REQUIREMENT:
Your task is to transcribe all the entries exactly, excluding pictures.

INPUT:
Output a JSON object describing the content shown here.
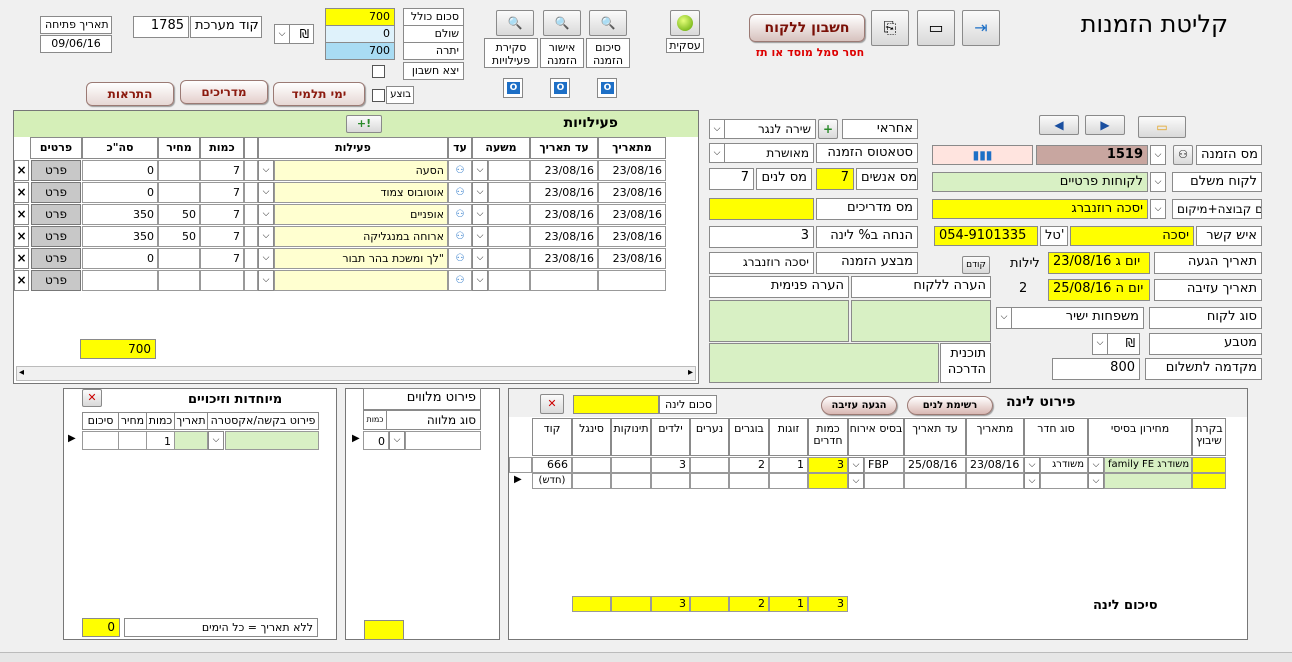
{
  "app": {
    "title": "קליטת הזמנות"
  },
  "toolbar": {
    "account_button": "חשבון ללקוח",
    "account_warning": "חסר סמל מוסד או תז",
    "business_label": "עסקית",
    "summary_label": "סיכום הזמנה",
    "approve_label": "אישור הזמנה",
    "activities_review_label": "סקירת פעילויות"
  },
  "totals": {
    "total_label": "סכום כולל",
    "total_value": "700",
    "paid_label": "שולם",
    "paid_value": "0",
    "balance_label": "יתרה",
    "balance_value": "700",
    "issued_label": "יצא חשבון",
    "done_label": "בוצע"
  },
  "system": {
    "code_label": "קוד מערכת",
    "code_value": "1785",
    "currency": "₪",
    "open_date_label": "תאריך פתיחה",
    "open_date": "09/06/16"
  },
  "tabs": {
    "alerts": "התראות",
    "guides": "מדריכים",
    "student_days": "ימי תלמיד"
  },
  "order": {
    "number_label": "מס הזמנה",
    "number": "1519",
    "payer_label": "לקוח משלם",
    "payer": "לקוחות פרטיים",
    "group_label": "שם קבוצה+מיקום",
    "group": "יסכה רוזנברג",
    "contact_label": "איש קשר",
    "contact": "יסכה",
    "phone_label": "טל'",
    "phone": "054-9101335",
    "arrival_label": "תאריך הגעה",
    "arrival": "23/08/16 יום ג",
    "nights_label": "לילות",
    "nights": "2",
    "departure_label": "תאריך עזיבה",
    "departure": "25/08/16 יום ה",
    "customer_type_label": "סוג לקוח",
    "customer_type": "משפחות ישיר",
    "currency_label": "מטבע",
    "currency": "₪",
    "advance_label": "מקדמה לתשלום",
    "advance": "800",
    "prev_label": "קודם"
  },
  "mid": {
    "responsible_label": "אחראי",
    "responsible": "שירה לנגר",
    "status_label": "סטאטוס הזמנה",
    "status": "מאושרת",
    "people_label": "מס אנשים",
    "people": "7",
    "sleepers_label": "מס לנים",
    "sleepers": "7",
    "guides_label": "מס מדריכים",
    "guides": "",
    "discount_label": "הנחה ב% לינה",
    "discount": "3",
    "executor_label": "מבצע הזמנה",
    "executor": "יסכה רוזנברג",
    "cust_note_label": "הערה ללקוח",
    "internal_note_label": "הערה פנימית",
    "guide_plan_label": "תוכנית הדרכה"
  },
  "activities": {
    "title": "פעילויות",
    "total": "700",
    "headers": {
      "from": "מתאריך",
      "to": "עד תאריך",
      "shift": "משעה",
      "hour": "עד",
      "activity": "פעילות",
      "qty": "כמות",
      "price": "מחיר",
      "sum": "סה\"כ",
      "details": "פרטים"
    },
    "detail_btn": "פרט",
    "rows": [
      {
        "from": "23/08/16",
        "to": "23/08/16",
        "activity": "הסעה",
        "qty": "7",
        "price": "",
        "sum": "0"
      },
      {
        "from": "23/08/16",
        "to": "23/08/16",
        "activity": "אוטובוס צמוד",
        "qty": "7",
        "price": "",
        "sum": "0"
      },
      {
        "from": "23/08/16",
        "to": "23/08/16",
        "activity": "אופניים",
        "qty": "7",
        "price": "50",
        "sum": "350"
      },
      {
        "from": "23/08/16",
        "to": "23/08/16",
        "activity": "ארוחה במנגליקה",
        "qty": "7",
        "price": "50",
        "sum": "350"
      },
      {
        "from": "23/08/16",
        "to": "23/08/16",
        "activity": "\"לך ומשכת בהר תבור",
        "qty": "7",
        "price": "",
        "sum": "0"
      },
      {
        "from": "",
        "to": "",
        "activity": "",
        "qty": "",
        "price": "",
        "sum": ""
      }
    ]
  },
  "extras": {
    "title": "מיוחדות וזיכויים",
    "headers": {
      "detail": "פירוט בקשה/אקסטרה",
      "date": "תאריך",
      "qty": "כמות",
      "price": "מחיר",
      "sum": "סיכום"
    },
    "qty": "1",
    "no_date_label": "ללא תאריך = כל הימים",
    "total": "0"
  },
  "companions": {
    "title": "פירוט מלווים",
    "type_label": "סוג מלווה",
    "qty_label": "כמות",
    "qty": "0"
  },
  "lodging": {
    "title": "פירוט לינה",
    "summary_title": "סיכום לינה",
    "sum_label": "סכום לינה",
    "rooms_list_btn": "רשימת לנים",
    "arrival_btn": "הגעה עזיבה",
    "headers": {
      "check": "בקרת שיבוץ",
      "pricelist": "מחירון בסיסי",
      "room": "סוג חדר",
      "from": "מתאריך",
      "to": "עד תאריך",
      "board": "בסיס אירוח",
      "rooms": "כמות חדרים",
      "couples": "זוגות",
      "adults": "בוגרים",
      "teens": "נערים",
      "kids": "ילדים",
      "babies": "תינוקות",
      "signal": "סינגל",
      "code": "קוד"
    },
    "row": {
      "pricelist": "family FE משודרג",
      "room": "משודרג",
      "from": "23/08/16",
      "to": "25/08/16",
      "board": "FBP",
      "rooms": "3",
      "couples": "1",
      "adults": "2",
      "teens": "",
      "kids": "3",
      "babies": "",
      "signal": "",
      "code": "666"
    },
    "new_label": "(חדש)",
    "totals": {
      "rooms": "3",
      "couples": "1",
      "adults": "2",
      "teens": "",
      "kids": "3",
      "babies": "",
      "signal": ""
    }
  },
  "colors": {
    "yellow": "#ffff00",
    "green": "#d8f0c4",
    "header_green": "#d5efb8"
  }
}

TASK ANSWER:
Output a JSON object describing the content shown here.
{
  "app": {
    "title": "קליטת הזמנות"
  },
  "toolbar": {
    "account_button": "חשבון ללקוח",
    "account_warning": "חסר סמל מוסד או תז",
    "business_label": "עסקית",
    "summary_label": "סיכום הזמנה",
    "approve_label": "אישור הזמנה",
    "activities_review_label": "סקירת פעילויות"
  },
  "totals": {
    "total_label": "סכום כולל",
    "total_value": "700",
    "paid_label": "שולם",
    "paid_value": "0",
    "balance_label": "יתרה",
    "balance_value": "700",
    "issued_label": "יצא חשבון",
    "done_label": "בוצע"
  },
  "system": {
    "code_label": "קוד מערכת",
    "code_value": "1785",
    "currency": "₪",
    "open_date_label": "תאריך פתיחה",
    "open_date": "09/06/16"
  },
  "tabs": {
    "alerts": "התראות",
    "guides": "מדריכים",
    "student_days": "ימי תלמיד"
  },
  "order": {
    "number_label": "מס הזמנה",
    "number": "1519",
    "payer_label": "לקוח משלם",
    "payer": "לקוחות פרטיים",
    "group_label": "שם קבוצה+מיקום",
    "group": "יסכה רוזנברג",
    "contact_label": "איש קשר",
    "contact": "יסכה",
    "phone_label": "טל'",
    "phone": "054-9101335",
    "arrival_label": "תאריך הגעה",
    "arrival": "23/08/16 יום ג",
    "nights_label": "לילות",
    "nights": "2",
    "departure_label": "תאריך עזיבה",
    "departure": "25/08/16 יום ה",
    "customer_type_label": "סוג לקוח",
    "customer_type": "משפחות ישיר",
    "currency_label": "מטבע",
    "currency": "₪",
    "advance_label": "מקדמה לתשלום",
    "advance": "800",
    "prev_label": "קודם"
  },
  "mid": {
    "responsible_label": "אחראי",
    "responsible": "שירה לנגר",
    "status_label": "סטאטוס הזמנה",
    "status": "מאושרת",
    "people_label": "מס אנשים",
    "people": "7",
    "sleepers_label": "מס לנים",
    "sleepers": "7",
    "guides_label": "מס מדריכים",
    "guides": "",
    "discount_label": "הנחה ב% לינה",
    "discount": "3",
    "executor_label": "מבצע הזמנה",
    "executor": "יסכה רוזנברג",
    "cust_note_label": "הערה ללקוח",
    "internal_note_label": "הערה פנימית",
    "guide_plan_label": "תוכנית הדרכה"
  },
  "activities": {
    "title": "פעילויות",
    "total": "700",
    "headers": {
      "from": "מתאריך",
      "to": "עד תאריך",
      "shift": "משעה",
      "hour": "עד",
      "activity": "פעילות",
      "qty": "כמות",
      "price": "מחיר",
      "sum": "סה\"כ",
      "details": "פרטים"
    },
    "detail_btn": "פרט",
    "rows": [
      {
        "from": "23/08/16",
        "to": "23/08/16",
        "activity": "הסעה",
        "qty": "7",
        "price": "",
        "sum": "0"
      },
      {
        "from": "23/08/16",
        "to": "23/08/16",
        "activity": "אוטובוס צמוד",
        "qty": "7",
        "price": "",
        "sum": "0"
      },
      {
        "from": "23/08/16",
        "to": "23/08/16",
        "activity": "אופניים",
        "qty": "7",
        "price": "50",
        "sum": "350"
      },
      {
        "from": "23/08/16",
        "to": "23/08/16",
        "activity": "ארוחה במנגליקה",
        "qty": "7",
        "price": "50",
        "sum": "350"
      },
      {
        "from": "23/08/16",
        "to": "23/08/16",
        "activity": "\"לך ומשכת בהר תבור",
        "qty": "7",
        "price": "",
        "sum": "0"
      },
      {
        "from": "",
        "to": "",
        "activity": "",
        "qty": "",
        "price": "",
        "sum": ""
      }
    ]
  },
  "extras": {
    "title": "מיוחדות וזיכויים",
    "headers": {
      "detail": "פירוט בקשה/אקסטרה",
      "date": "תאריך",
      "qty": "כמות",
      "price": "מחיר",
      "sum": "סיכום"
    },
    "qty": "1",
    "no_date_label": "ללא תאריך = כל הימים",
    "total": "0"
  },
  "companions": {
    "title": "פירוט מלווים",
    "type_label": "סוג מלווה",
    "qty_label": "כמות",
    "qty": "0"
  },
  "lodging": {
    "title": "פירוט לינה",
    "summary_title": "סיכום לינה",
    "sum_label": "סכום לינה",
    "rooms_list_btn": "רשימת לנים",
    "arrival_btn": "הגעה עזיבה",
    "headers": {
      "check": "בקרת שיבוץ",
      "pricelist": "מחירון בסיסי",
      "room": "סוג חדר",
      "from": "מתאריך",
      "to": "עד תאריך",
      "board": "בסיס אירוח",
      "rooms": "כמות חדרים",
      "couples": "זוגות",
      "adults": "בוגרים",
      "teens": "נערים",
      "kids": "ילדים",
      "babies": "תינוקות",
      "signal": "סינגל",
      "code": "קוד"
    },
    "row": {
      "pricelist": "family FE משודרג",
      "room": "משודרג",
      "from": "23/08/16",
      "to": "25/08/16",
      "board": "FBP",
      "rooms": "3",
      "couples": "1",
      "adults": "2",
      "teens": "",
      "kids": "3",
      "babies": "",
      "signal": "",
      "code": "666"
    },
    "new_label": "(חדש)",
    "totals": {
      "rooms": "3",
      "couples": "1",
      "adults": "2",
      "teens": "",
      "kids": "3",
      "babies": "",
      "signal": ""
    }
  },
  "colors": {
    "yellow": "#ffff00",
    "green": "#d8f0c4",
    "header_green": "#d5efb8"
  }
}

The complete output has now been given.